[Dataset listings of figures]
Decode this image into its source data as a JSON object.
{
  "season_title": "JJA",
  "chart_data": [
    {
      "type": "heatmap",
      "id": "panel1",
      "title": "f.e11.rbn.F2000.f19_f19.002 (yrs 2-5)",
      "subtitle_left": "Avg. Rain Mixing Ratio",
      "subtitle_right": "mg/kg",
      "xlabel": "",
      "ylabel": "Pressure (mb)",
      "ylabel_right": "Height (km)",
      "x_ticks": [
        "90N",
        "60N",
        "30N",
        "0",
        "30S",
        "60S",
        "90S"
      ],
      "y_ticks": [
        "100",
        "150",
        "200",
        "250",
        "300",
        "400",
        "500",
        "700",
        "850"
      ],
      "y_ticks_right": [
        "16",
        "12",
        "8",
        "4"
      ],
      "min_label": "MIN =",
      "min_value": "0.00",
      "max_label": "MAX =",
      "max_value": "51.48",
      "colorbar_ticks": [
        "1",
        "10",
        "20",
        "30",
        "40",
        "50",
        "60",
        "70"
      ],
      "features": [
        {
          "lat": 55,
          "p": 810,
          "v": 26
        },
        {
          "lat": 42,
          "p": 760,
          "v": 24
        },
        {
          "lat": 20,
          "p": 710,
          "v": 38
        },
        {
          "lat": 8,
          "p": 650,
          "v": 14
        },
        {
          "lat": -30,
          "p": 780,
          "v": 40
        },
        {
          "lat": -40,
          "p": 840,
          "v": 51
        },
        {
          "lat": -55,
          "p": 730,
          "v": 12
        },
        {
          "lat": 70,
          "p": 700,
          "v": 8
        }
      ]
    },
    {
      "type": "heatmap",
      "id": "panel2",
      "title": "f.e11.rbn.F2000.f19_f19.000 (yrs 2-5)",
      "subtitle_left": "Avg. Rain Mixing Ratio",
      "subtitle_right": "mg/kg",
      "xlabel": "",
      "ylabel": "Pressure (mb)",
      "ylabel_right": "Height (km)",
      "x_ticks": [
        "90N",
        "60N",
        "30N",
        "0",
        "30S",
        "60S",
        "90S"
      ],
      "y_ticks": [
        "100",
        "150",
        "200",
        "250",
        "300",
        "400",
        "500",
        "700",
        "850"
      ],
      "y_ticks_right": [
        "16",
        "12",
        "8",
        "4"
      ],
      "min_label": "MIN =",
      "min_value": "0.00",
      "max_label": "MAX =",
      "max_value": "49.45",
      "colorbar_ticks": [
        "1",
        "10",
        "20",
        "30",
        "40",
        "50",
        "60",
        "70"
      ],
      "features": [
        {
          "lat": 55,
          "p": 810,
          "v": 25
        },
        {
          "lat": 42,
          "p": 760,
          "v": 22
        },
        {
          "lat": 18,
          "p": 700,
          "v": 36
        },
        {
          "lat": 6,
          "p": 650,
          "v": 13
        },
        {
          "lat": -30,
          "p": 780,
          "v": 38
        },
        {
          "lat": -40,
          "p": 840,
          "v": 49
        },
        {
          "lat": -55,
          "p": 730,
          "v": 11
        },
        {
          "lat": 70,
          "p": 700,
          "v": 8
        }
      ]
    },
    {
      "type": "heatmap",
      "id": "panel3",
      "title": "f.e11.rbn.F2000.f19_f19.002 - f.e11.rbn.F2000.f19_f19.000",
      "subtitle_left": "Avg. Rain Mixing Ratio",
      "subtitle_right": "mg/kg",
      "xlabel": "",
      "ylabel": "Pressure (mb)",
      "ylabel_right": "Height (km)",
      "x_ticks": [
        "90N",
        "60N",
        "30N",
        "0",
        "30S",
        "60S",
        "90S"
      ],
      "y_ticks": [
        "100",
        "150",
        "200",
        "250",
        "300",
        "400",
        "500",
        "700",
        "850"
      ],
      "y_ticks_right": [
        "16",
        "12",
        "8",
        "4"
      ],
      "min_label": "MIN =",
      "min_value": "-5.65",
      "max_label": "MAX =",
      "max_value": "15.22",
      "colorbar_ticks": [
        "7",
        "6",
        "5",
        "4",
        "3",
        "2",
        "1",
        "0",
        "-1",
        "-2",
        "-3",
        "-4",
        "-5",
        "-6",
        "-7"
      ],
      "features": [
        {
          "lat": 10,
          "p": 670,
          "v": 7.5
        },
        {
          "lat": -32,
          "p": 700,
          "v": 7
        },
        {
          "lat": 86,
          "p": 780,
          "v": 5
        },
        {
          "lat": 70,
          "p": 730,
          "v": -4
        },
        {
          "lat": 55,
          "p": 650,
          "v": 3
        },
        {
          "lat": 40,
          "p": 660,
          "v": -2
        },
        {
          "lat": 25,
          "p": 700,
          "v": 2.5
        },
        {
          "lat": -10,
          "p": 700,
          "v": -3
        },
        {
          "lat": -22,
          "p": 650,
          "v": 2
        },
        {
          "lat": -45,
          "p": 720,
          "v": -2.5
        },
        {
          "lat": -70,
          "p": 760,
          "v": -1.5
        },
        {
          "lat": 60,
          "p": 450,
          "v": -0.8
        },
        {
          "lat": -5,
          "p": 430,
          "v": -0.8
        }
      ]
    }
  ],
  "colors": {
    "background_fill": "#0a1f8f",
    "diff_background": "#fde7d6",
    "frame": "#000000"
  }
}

*Exercise instructions*
Provide an exact reproduction of all the entries shown above.

*Result for this task*
Decode this image into its source data as a JSON object.
{
  "season_title": "JJA",
  "chart_data": [
    {
      "type": "heatmap",
      "id": "panel1",
      "title": "f.e11.rbn.F2000.f19_f19.002 (yrs 2-5)",
      "subtitle_left": "Avg. Rain Mixing Ratio",
      "subtitle_right": "mg/kg",
      "xlabel": "",
      "ylabel": "Pressure (mb)",
      "ylabel_right": "Height (km)",
      "x_ticks": [
        "90N",
        "60N",
        "30N",
        "0",
        "30S",
        "60S",
        "90S"
      ],
      "y_ticks": [
        "100",
        "150",
        "200",
        "250",
        "300",
        "400",
        "500",
        "700",
        "850"
      ],
      "y_ticks_right": [
        "16",
        "12",
        "8",
        "4"
      ],
      "min_label": "MIN =",
      "min_value": "0.00",
      "max_label": "MAX =",
      "max_value": "51.48",
      "colorbar_ticks": [
        "1",
        "10",
        "20",
        "30",
        "40",
        "50",
        "60",
        "70"
      ],
      "features": [
        {
          "lat": 55,
          "p": 810,
          "v": 26
        },
        {
          "lat": 42,
          "p": 760,
          "v": 24
        },
        {
          "lat": 20,
          "p": 710,
          "v": 38
        },
        {
          "lat": 8,
          "p": 650,
          "v": 14
        },
        {
          "lat": -30,
          "p": 780,
          "v": 40
        },
        {
          "lat": -40,
          "p": 840,
          "v": 51
        },
        {
          "lat": -55,
          "p": 730,
          "v": 12
        },
        {
          "lat": 70,
          "p": 700,
          "v": 8
        }
      ]
    },
    {
      "type": "heatmap",
      "id": "panel2",
      "title": "f.e11.rbn.F2000.f19_f19.000 (yrs 2-5)",
      "subtitle_left": "Avg. Rain Mixing Ratio",
      "subtitle_right": "mg/kg",
      "xlabel": "",
      "ylabel": "Pressure (mb)",
      "ylabel_right": "Height (km)",
      "x_ticks": [
        "90N",
        "60N",
        "30N",
        "0",
        "30S",
        "60S",
        "90S"
      ],
      "y_ticks": [
        "100",
        "150",
        "200",
        "250",
        "300",
        "400",
        "500",
        "700",
        "850"
      ],
      "y_ticks_right": [
        "16",
        "12",
        "8",
        "4"
      ],
      "min_label": "MIN =",
      "min_value": "0.00",
      "max_label": "MAX =",
      "max_value": "49.45",
      "colorbar_ticks": [
        "1",
        "10",
        "20",
        "30",
        "40",
        "50",
        "60",
        "70"
      ],
      "features": [
        {
          "lat": 55,
          "p": 810,
          "v": 25
        },
        {
          "lat": 42,
          "p": 760,
          "v": 22
        },
        {
          "lat": 18,
          "p": 700,
          "v": 36
        },
        {
          "lat": 6,
          "p": 650,
          "v": 13
        },
        {
          "lat": -30,
          "p": 780,
          "v": 38
        },
        {
          "lat": -40,
          "p": 840,
          "v": 49
        },
        {
          "lat": -55,
          "p": 730,
          "v": 11
        },
        {
          "lat": 70,
          "p": 700,
          "v": 8
        }
      ]
    },
    {
      "type": "heatmap",
      "id": "panel3",
      "title": "f.e11.rbn.F2000.f19_f19.002 - f.e11.rbn.F2000.f19_f19.000",
      "subtitle_left": "Avg. Rain Mixing Ratio",
      "subtitle_right": "mg/kg",
      "xlabel": "",
      "ylabel": "Pressure (mb)",
      "ylabel_right": "Height (km)",
      "x_ticks": [
        "90N",
        "60N",
        "30N",
        "0",
        "30S",
        "60S",
        "90S"
      ],
      "y_ticks": [
        "100",
        "150",
        "200",
        "250",
        "300",
        "400",
        "500",
        "700",
        "850"
      ],
      "y_ticks_right": [
        "16",
        "12",
        "8",
        "4"
      ],
      "min_label": "MIN =",
      "min_value": "-5.65",
      "max_label": "MAX =",
      "max_value": "15.22",
      "colorbar_ticks": [
        "7",
        "6",
        "5",
        "4",
        "3",
        "2",
        "1",
        "0",
        "-1",
        "-2",
        "-3",
        "-4",
        "-5",
        "-6",
        "-7"
      ],
      "features": [
        {
          "lat": 10,
          "p": 670,
          "v": 7.5
        },
        {
          "lat": -32,
          "p": 700,
          "v": 7
        },
        {
          "lat": 86,
          "p": 780,
          "v": 5
        },
        {
          "lat": 70,
          "p": 730,
          "v": -4
        },
        {
          "lat": 55,
          "p": 650,
          "v": 3
        },
        {
          "lat": 40,
          "p": 660,
          "v": -2
        },
        {
          "lat": 25,
          "p": 700,
          "v": 2.5
        },
        {
          "lat": -10,
          "p": 700,
          "v": -3
        },
        {
          "lat": -22,
          "p": 650,
          "v": 2
        },
        {
          "lat": -45,
          "p": 720,
          "v": -2.5
        },
        {
          "lat": -70,
          "p": 760,
          "v": -1.5
        },
        {
          "lat": 60,
          "p": 450,
          "v": -0.8
        },
        {
          "lat": -5,
          "p": 430,
          "v": -0.8
        }
      ]
    }
  ],
  "colors": {
    "background_fill": "#0a1f8f",
    "diff_background": "#fde7d6",
    "frame": "#000000"
  }
}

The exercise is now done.